*TASK STATEMENT*.
All of the records below should be output exactly.

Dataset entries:
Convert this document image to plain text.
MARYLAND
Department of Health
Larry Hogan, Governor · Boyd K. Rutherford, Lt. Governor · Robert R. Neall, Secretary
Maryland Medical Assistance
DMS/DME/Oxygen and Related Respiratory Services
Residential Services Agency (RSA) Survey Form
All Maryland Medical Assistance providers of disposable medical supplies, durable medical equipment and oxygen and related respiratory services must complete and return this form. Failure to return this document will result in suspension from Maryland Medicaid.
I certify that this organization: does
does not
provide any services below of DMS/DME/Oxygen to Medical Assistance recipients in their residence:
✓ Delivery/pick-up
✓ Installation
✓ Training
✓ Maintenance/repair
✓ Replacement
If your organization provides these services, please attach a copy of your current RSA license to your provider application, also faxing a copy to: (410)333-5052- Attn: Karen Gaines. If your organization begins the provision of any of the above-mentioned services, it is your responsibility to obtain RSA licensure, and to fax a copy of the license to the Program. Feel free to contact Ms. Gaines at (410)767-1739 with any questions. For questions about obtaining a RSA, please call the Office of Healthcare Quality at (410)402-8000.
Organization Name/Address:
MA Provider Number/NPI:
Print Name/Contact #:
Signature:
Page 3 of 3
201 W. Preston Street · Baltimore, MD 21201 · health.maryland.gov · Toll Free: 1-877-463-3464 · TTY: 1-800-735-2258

*CORRECT ANSWER*.
Convert this document image to plain text.
MARYLAND
Department of Health
Larry Hogan, Governor · Boyd K. Rutherford, Lt. Governor · Robert R. Neall, Secretary
Maryland Medical Assistance
DMS/DME/Oxygen and Related Respiratory Services
Residential Services Agency (RSA) Survey Form
All Maryland Medical Assistance providers of disposable medical supplies, durable medical equipment and oxygen and related respiratory services must complete and return this form. Failure to return this document will result in suspension from Maryland Medicaid.
I certify that this organization: does
does not
provide any services below of DMS/DME/Oxygen to Medical Assistance recipients in their residence:
✓ Delivery/pick-up
✓ Installation
✓ Training
✓ Maintenance/repair
✓ Replacement
If your organization provides these services, please attach a copy of your current RSA license to your provider application, also faxing a copy to: (410)333-5052- Attn: Karen Gaines. If your organization begins the provision of any of the above-mentioned services, it is your responsibility to obtain RSA licensure, and to fax a copy of the license to the Program. Feel free to contact Ms. Gaines at (410)767-1739 with any questions. For questions about obtaining a RSA, please call the Office of Healthcare Quality at (410)402-8000.
Organization Name/Address:
MA Provider Number/NPI:
Print Name/Contact #:
Signature:
Page 3 of 3
201 W. Preston Street · Baltimore, MD 21201 · health.maryland.gov · Toll Free: 1-877-463-3464 · TTY: 1-800-735-2258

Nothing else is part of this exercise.